Supplied entries
--------------------------------

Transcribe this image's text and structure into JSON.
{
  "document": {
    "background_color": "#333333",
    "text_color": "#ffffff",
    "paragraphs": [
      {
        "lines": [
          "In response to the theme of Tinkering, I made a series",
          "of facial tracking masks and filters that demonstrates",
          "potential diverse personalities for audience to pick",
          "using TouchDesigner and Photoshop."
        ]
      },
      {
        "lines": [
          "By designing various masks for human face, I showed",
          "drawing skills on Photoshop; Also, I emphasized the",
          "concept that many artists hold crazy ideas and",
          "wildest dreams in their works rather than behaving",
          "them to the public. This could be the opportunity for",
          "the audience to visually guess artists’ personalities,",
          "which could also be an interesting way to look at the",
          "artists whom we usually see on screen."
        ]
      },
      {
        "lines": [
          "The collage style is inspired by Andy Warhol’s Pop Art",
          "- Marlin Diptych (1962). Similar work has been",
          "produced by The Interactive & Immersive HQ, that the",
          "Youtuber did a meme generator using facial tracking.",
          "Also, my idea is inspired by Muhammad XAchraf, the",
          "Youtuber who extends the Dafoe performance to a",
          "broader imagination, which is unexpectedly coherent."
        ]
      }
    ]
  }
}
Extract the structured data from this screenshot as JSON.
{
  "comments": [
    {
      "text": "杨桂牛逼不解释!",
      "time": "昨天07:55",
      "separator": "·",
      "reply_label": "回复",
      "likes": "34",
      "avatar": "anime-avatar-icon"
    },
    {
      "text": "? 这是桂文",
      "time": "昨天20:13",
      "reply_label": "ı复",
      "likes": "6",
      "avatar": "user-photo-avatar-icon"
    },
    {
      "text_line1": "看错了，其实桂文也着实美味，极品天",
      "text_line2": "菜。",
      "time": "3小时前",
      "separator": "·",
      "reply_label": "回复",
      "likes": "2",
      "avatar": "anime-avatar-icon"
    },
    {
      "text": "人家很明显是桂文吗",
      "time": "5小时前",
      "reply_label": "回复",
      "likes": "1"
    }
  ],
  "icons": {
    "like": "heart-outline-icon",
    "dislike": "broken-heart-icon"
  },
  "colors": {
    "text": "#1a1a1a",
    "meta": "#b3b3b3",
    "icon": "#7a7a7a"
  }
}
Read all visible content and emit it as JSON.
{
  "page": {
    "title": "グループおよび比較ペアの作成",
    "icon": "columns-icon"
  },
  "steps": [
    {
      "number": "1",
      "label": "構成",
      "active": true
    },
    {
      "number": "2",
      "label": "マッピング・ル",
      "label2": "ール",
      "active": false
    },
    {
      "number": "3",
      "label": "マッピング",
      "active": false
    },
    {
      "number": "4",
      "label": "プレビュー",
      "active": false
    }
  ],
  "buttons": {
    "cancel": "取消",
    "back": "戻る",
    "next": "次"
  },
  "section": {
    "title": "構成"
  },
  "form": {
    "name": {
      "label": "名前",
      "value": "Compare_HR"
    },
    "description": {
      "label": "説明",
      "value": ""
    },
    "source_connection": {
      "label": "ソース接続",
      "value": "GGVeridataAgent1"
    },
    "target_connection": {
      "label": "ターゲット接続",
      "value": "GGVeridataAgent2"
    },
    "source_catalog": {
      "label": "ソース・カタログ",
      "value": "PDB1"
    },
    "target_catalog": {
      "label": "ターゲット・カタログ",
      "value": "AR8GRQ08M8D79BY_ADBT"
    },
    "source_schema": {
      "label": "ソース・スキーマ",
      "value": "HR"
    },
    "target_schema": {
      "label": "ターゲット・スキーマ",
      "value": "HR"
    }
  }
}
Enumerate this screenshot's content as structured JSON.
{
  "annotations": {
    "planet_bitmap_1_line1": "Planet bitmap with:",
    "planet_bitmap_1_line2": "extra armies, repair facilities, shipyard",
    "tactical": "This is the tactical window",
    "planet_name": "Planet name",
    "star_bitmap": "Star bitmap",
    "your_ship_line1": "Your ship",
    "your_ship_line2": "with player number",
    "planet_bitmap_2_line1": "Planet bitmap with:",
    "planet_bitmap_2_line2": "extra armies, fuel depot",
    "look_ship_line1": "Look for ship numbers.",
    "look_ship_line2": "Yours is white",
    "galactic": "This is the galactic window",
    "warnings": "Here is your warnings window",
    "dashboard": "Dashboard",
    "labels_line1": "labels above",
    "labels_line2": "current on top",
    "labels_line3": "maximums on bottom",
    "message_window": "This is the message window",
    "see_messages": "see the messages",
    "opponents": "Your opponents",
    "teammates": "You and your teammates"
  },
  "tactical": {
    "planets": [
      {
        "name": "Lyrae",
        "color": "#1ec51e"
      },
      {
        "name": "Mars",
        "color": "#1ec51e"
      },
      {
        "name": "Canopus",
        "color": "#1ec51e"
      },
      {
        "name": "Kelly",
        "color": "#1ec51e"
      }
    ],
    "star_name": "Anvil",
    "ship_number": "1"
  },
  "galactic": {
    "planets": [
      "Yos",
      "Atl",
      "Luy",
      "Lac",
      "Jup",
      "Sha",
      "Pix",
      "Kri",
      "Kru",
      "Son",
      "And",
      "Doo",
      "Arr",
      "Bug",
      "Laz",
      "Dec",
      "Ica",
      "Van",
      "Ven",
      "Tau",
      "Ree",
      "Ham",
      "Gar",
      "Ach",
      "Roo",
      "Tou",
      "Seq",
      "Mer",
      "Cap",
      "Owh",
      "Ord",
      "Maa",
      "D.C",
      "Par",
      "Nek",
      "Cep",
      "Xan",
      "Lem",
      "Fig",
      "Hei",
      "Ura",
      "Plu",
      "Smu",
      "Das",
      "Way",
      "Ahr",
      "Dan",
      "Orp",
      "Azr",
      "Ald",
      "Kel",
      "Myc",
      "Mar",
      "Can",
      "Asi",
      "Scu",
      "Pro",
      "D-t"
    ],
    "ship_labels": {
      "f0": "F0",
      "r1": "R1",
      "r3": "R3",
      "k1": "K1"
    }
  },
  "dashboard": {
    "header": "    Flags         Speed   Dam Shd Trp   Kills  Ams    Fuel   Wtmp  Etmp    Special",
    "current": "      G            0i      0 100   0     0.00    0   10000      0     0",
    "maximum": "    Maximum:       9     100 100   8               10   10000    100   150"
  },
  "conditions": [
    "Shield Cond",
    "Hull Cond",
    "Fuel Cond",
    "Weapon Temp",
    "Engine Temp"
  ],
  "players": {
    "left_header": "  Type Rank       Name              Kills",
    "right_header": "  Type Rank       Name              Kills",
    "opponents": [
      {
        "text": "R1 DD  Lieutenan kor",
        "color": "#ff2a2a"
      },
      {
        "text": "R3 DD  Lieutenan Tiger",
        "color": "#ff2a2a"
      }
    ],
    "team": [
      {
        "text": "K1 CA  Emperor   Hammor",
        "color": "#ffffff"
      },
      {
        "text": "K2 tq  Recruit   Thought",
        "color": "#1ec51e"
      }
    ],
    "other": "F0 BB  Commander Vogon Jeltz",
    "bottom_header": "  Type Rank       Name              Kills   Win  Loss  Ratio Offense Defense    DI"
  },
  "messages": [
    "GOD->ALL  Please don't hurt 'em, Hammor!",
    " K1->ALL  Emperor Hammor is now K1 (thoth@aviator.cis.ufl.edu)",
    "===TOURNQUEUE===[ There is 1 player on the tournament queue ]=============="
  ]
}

--------------------------------

Goal of the exercise
Scan the entries above for the word "using" and collect each line holding it.

Answer for the task
          "using TouchDesigner and Photoshop."
          "Youtuber did a meme generator using facial tracking.",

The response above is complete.